_Exercise_
Show every line containing "text" by copying it.

-- START Provided records --

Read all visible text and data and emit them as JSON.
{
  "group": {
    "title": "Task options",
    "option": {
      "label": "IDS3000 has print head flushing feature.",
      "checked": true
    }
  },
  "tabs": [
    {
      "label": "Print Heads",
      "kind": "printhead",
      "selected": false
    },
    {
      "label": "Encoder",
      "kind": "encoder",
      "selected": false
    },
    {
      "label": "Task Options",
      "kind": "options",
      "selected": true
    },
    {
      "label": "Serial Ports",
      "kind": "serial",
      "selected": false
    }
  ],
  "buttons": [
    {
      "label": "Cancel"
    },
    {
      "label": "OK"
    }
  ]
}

-- END Provided records --
-- START Provided records --

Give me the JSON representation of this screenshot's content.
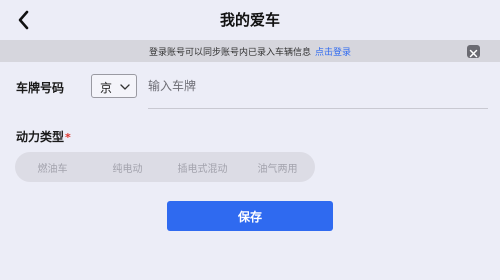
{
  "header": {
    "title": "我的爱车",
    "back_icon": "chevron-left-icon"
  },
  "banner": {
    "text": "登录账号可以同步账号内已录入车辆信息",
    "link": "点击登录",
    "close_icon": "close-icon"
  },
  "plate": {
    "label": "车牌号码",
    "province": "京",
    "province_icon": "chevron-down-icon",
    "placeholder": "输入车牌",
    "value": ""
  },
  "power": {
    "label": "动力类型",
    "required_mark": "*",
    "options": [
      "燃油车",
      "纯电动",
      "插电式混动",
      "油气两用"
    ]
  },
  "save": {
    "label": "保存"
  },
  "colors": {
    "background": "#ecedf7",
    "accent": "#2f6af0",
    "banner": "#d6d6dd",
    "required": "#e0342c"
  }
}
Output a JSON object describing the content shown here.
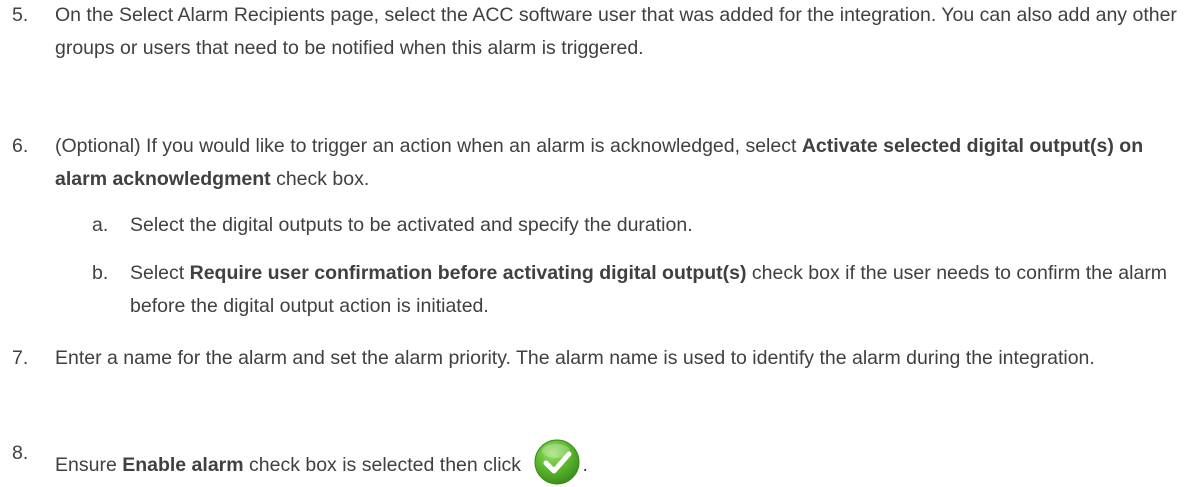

-- END Provided records --

_The reply_
Read all visible text and data and emit them as JSON.
    "text": "登录账号可以同步账号内已录入车辆信息",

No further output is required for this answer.